[Dataset rows about figures]
______________________________

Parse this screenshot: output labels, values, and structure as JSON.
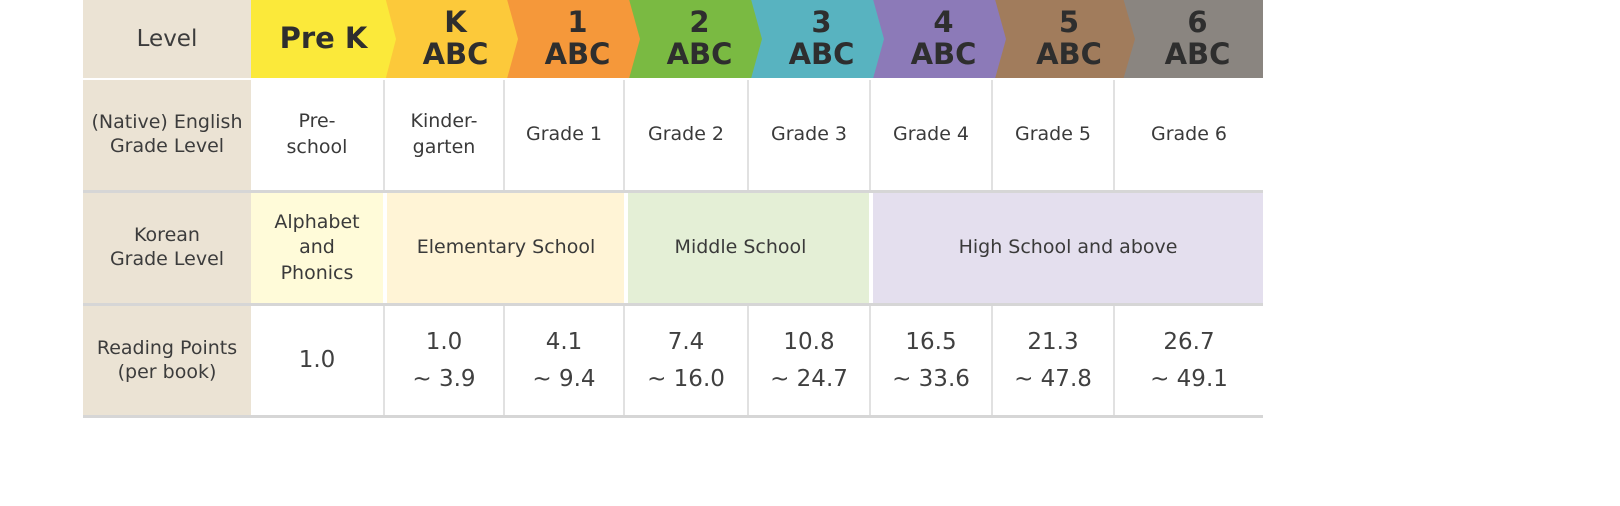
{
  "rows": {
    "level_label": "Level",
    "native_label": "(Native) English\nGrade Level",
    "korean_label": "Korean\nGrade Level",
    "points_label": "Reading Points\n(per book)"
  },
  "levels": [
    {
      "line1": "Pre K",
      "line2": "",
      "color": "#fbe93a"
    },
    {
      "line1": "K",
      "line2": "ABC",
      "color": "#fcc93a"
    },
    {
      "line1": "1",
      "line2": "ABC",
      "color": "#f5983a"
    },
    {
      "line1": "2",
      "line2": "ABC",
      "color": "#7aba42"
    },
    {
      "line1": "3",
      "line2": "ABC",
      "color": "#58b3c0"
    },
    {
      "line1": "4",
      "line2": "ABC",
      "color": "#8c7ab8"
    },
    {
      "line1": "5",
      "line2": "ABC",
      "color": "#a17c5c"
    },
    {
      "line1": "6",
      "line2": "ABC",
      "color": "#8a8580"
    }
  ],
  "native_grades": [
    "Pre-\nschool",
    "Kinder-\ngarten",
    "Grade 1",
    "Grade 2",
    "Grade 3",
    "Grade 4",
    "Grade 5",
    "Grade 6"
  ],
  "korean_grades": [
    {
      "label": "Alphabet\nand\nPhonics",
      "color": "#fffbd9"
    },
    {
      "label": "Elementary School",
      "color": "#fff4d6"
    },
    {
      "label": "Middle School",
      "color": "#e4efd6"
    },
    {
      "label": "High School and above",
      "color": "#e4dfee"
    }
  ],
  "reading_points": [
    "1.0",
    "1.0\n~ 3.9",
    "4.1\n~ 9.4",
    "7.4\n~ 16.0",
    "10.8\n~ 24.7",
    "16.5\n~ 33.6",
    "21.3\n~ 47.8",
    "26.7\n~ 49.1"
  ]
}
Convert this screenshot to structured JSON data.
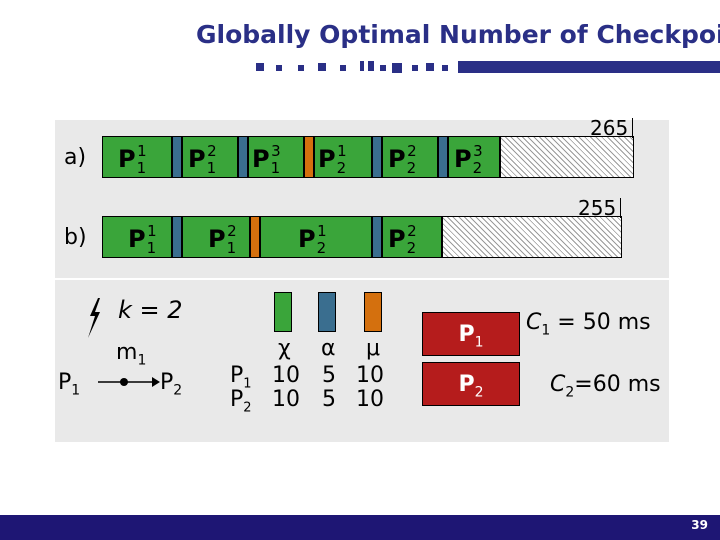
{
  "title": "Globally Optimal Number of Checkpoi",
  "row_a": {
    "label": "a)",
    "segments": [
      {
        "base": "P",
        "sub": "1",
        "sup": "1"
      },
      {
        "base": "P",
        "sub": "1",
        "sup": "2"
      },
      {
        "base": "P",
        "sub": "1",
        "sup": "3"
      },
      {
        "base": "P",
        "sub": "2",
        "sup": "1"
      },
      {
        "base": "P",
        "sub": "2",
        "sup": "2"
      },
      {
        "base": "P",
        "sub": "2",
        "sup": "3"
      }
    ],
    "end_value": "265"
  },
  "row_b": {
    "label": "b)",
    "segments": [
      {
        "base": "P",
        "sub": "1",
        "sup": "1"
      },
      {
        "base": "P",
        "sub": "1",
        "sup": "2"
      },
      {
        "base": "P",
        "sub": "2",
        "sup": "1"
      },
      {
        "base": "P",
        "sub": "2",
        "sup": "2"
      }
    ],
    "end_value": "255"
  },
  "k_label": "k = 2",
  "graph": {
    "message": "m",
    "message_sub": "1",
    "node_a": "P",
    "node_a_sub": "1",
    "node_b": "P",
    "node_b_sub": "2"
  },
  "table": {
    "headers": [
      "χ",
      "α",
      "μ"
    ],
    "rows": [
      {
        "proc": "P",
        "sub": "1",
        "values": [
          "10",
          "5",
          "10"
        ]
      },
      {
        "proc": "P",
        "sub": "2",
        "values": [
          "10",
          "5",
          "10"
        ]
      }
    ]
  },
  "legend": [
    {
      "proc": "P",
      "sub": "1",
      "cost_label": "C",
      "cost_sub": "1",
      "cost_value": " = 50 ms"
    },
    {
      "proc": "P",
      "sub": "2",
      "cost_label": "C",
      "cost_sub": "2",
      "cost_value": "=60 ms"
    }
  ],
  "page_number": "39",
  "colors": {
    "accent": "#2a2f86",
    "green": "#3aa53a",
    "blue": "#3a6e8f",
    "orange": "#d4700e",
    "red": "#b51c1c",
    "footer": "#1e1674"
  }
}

______________________________

Restate the whole of the material word for word without the pictures.

Parse this screenshot: output labels, values, and structure as JSON.
{
  "rows": {
    "level_label": "Level",
    "native_label": "(Native) English\nGrade Level",
    "korean_label": "Korean\nGrade Level",
    "points_label": "Reading Points\n(per book)"
  },
  "levels": [
    {
      "line1": "Pre K",
      "line2": "",
      "color": "#fbe93a"
    },
    {
      "line1": "K",
      "line2": "ABC",
      "color": "#fcc93a"
    },
    {
      "line1": "1",
      "line2": "ABC",
      "color": "#f5983a"
    },
    {
      "line1": "2",
      "line2": "ABC",
      "color": "#7aba42"
    },
    {
      "line1": "3",
      "line2": "ABC",
      "color": "#58b3c0"
    },
    {
      "line1": "4",
      "line2": "ABC",
      "color": "#8c7ab8"
    },
    {
      "line1": "5",
      "line2": "ABC",
      "color": "#a17c5c"
    },
    {
      "line1": "6",
      "line2": "ABC",
      "color": "#8a8580"
    }
  ],
  "native_grades": [
    "Pre-\nschool",
    "Kinder-\ngarten",
    "Grade 1",
    "Grade 2",
    "Grade 3",
    "Grade 4",
    "Grade 5",
    "Grade 6"
  ],
  "korean_grades": [
    {
      "label": "Alphabet\nand\nPhonics",
      "color": "#fffbd9"
    },
    {
      "label": "Elementary School",
      "color": "#fff4d6"
    },
    {
      "label": "Middle School",
      "color": "#e4efd6"
    },
    {
      "label": "High School and above",
      "color": "#e4dfee"
    }
  ],
  "reading_points": [
    "1.0",
    "1.0\n~ 3.9",
    "4.1\n~ 9.4",
    "7.4\n~ 16.0",
    "10.8\n~ 24.7",
    "16.5\n~ 33.6",
    "21.3\n~ 47.8",
    "26.7\n~ 49.1"
  ]
}
Convert this screenshot to structured JSON data.
{
  "title": "Globally Optimal Number of Checkpoi",
  "row_a": {
    "label": "a)",
    "segments": [
      {
        "base": "P",
        "sub": "1",
        "sup": "1"
      },
      {
        "base": "P",
        "sub": "1",
        "sup": "2"
      },
      {
        "base": "P",
        "sub": "1",
        "sup": "3"
      },
      {
        "base": "P",
        "sub": "2",
        "sup": "1"
      },
      {
        "base": "P",
        "sub": "2",
        "sup": "2"
      },
      {
        "base": "P",
        "sub": "2",
        "sup": "3"
      }
    ],
    "end_value": "265"
  },
  "row_b": {
    "label": "b)",
    "segments": [
      {
        "base": "P",
        "sub": "1",
        "sup": "1"
      },
      {
        "base": "P",
        "sub": "1",
        "sup": "2"
      },
      {
        "base": "P",
        "sub": "2",
        "sup": "1"
      },
      {
        "base": "P",
        "sub": "2",
        "sup": "2"
      }
    ],
    "end_value": "255"
  },
  "k_label": "k = 2",
  "graph": {
    "message": "m",
    "message_sub": "1",
    "node_a": "P",
    "node_a_sub": "1",
    "node_b": "P",
    "node_b_sub": "2"
  },
  "table": {
    "headers": [
      "χ",
      "α",
      "μ"
    ],
    "rows": [
      {
        "proc": "P",
        "sub": "1",
        "values": [
          "10",
          "5",
          "10"
        ]
      },
      {
        "proc": "P",
        "sub": "2",
        "values": [
          "10",
          "5",
          "10"
        ]
      }
    ]
  },
  "legend": [
    {
      "proc": "P",
      "sub": "1",
      "cost_label": "C",
      "cost_sub": "1",
      "cost_value": " = 50 ms"
    },
    {
      "proc": "P",
      "sub": "2",
      "cost_label": "C",
      "cost_sub": "2",
      "cost_value": "=60 ms"
    }
  ],
  "page_number": "39",
  "colors": {
    "accent": "#2a2f86",
    "green": "#3aa53a",
    "blue": "#3a6e8f",
    "orange": "#d4700e",
    "red": "#b51c1c",
    "footer": "#1e1674"
  }
}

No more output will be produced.